** Start **

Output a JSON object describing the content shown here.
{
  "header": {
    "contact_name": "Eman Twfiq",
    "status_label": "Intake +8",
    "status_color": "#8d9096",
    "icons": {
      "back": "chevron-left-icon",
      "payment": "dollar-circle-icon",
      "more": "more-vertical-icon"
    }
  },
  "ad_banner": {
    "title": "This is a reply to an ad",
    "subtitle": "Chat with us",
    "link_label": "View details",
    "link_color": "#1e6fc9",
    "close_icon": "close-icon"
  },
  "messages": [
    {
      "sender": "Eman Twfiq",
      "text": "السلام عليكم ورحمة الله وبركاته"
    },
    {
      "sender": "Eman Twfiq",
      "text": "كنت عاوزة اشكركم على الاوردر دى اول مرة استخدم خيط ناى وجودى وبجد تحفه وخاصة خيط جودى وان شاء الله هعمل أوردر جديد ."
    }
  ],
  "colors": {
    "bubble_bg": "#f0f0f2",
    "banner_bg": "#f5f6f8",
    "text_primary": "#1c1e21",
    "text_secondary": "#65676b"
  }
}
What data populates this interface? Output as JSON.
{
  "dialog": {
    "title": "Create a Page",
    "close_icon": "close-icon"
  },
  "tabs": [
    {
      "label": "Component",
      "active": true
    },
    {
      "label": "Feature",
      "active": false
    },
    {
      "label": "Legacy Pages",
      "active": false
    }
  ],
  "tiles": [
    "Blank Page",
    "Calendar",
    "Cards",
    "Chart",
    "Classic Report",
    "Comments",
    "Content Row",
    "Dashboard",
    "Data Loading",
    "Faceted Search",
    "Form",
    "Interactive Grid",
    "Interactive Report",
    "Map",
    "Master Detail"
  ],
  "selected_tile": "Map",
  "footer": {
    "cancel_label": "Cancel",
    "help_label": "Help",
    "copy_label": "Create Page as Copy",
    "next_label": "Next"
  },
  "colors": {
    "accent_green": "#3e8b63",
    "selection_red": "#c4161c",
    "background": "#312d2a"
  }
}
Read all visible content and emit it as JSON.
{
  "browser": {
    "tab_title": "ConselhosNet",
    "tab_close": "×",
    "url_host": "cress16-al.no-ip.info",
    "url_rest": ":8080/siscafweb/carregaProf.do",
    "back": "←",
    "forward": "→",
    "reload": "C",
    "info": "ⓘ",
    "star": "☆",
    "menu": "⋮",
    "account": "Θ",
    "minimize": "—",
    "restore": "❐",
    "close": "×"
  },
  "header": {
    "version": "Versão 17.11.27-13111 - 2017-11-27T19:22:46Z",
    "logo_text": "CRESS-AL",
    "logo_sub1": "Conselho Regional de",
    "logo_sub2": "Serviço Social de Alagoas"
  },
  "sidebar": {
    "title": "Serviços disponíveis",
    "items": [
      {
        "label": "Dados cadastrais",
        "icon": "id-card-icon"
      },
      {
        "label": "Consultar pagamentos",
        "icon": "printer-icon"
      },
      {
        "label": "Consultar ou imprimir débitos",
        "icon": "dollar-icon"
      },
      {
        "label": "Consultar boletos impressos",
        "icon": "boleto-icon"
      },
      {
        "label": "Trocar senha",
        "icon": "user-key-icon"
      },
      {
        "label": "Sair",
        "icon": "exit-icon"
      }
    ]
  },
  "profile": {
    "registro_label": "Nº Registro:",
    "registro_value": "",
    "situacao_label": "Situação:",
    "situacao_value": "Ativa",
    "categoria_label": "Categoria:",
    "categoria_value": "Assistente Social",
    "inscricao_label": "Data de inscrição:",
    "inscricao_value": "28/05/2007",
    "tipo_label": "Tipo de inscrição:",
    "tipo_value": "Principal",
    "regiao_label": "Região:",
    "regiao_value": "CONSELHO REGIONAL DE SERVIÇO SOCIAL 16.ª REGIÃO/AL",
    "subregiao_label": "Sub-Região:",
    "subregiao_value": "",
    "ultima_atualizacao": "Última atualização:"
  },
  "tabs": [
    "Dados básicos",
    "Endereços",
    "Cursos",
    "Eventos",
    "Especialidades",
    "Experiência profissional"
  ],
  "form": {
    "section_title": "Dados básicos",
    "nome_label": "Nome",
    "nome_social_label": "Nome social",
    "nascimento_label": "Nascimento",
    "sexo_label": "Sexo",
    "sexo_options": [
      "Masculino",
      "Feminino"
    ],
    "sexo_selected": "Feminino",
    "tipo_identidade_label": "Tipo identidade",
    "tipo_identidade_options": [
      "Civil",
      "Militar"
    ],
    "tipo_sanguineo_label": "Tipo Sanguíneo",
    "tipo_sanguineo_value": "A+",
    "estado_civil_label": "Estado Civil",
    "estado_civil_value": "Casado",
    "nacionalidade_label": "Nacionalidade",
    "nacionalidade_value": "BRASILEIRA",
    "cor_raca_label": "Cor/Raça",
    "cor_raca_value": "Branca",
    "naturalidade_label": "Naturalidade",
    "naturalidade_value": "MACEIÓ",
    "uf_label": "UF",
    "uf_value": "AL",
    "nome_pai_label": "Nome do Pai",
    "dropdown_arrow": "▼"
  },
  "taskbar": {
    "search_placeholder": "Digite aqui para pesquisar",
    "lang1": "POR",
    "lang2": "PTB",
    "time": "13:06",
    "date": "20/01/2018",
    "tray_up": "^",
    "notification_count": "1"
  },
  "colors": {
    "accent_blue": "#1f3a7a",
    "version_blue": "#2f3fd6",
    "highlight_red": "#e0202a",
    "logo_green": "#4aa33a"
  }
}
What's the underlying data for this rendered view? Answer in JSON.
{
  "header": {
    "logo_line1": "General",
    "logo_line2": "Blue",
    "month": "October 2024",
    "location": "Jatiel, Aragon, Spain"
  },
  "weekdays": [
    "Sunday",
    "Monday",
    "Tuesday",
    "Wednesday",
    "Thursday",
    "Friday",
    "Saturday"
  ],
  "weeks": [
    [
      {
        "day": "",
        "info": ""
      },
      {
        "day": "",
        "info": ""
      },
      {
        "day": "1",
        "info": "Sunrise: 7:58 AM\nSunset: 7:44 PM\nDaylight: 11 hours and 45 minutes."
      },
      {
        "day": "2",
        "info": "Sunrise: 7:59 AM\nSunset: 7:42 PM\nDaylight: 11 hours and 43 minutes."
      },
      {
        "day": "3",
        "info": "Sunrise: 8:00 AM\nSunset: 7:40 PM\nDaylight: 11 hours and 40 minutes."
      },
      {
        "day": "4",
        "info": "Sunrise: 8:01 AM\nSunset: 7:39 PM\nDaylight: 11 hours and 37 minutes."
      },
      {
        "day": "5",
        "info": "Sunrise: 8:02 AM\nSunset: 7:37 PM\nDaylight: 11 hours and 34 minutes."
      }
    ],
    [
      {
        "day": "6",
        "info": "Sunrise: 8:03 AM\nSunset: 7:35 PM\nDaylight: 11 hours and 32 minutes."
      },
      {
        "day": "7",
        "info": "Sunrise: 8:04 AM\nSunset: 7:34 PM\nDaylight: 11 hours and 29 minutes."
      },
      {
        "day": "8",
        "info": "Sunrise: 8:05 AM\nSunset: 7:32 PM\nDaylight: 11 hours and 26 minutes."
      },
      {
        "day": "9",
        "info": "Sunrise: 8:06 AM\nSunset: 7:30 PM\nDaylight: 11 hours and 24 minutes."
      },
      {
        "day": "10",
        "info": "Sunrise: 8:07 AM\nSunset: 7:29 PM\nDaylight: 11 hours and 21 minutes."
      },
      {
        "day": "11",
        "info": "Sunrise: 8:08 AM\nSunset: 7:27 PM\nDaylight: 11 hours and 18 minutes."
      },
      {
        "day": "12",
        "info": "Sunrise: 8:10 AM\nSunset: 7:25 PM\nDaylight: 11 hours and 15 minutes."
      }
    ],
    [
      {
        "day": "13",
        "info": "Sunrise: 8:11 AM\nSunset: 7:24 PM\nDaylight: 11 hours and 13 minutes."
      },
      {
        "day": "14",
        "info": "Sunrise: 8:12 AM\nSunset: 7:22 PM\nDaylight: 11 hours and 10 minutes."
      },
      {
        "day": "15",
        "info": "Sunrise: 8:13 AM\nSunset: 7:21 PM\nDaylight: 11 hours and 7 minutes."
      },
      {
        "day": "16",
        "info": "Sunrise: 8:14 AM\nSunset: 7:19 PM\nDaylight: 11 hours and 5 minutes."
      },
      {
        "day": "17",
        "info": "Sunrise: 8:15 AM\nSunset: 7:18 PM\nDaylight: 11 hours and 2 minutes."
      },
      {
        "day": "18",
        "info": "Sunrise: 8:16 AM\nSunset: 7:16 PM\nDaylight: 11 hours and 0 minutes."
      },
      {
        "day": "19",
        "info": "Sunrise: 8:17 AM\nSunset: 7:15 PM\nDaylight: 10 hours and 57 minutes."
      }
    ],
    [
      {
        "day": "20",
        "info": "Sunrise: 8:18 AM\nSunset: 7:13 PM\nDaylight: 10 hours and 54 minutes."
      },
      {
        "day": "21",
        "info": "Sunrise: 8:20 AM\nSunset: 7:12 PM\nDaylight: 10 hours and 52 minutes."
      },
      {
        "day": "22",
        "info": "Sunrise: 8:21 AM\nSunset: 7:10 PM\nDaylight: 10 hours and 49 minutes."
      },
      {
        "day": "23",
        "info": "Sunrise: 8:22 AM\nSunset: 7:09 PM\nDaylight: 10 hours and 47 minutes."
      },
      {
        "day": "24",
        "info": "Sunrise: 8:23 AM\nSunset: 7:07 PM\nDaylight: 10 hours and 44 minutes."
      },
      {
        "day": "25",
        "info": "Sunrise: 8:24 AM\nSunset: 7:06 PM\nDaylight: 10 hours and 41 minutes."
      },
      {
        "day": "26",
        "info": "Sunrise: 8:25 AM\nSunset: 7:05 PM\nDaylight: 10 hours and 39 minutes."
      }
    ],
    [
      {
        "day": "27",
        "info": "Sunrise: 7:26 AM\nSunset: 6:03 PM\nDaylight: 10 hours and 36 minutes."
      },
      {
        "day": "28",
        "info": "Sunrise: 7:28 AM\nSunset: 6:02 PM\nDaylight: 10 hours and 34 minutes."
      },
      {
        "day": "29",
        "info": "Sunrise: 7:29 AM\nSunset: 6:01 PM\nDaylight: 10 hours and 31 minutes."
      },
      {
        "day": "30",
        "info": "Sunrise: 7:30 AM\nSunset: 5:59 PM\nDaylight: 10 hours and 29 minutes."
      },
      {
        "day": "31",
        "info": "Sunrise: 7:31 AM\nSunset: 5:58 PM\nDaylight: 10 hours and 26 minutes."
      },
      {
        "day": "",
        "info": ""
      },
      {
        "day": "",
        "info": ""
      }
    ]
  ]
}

** End **

● WHAT THIS TASK INVOLVES:
Copy all lines above containing the string "básicos".

● OUTPUT OF THE EXERCISE:
    "Dados básicos",
    "section_title": "Dados básicos",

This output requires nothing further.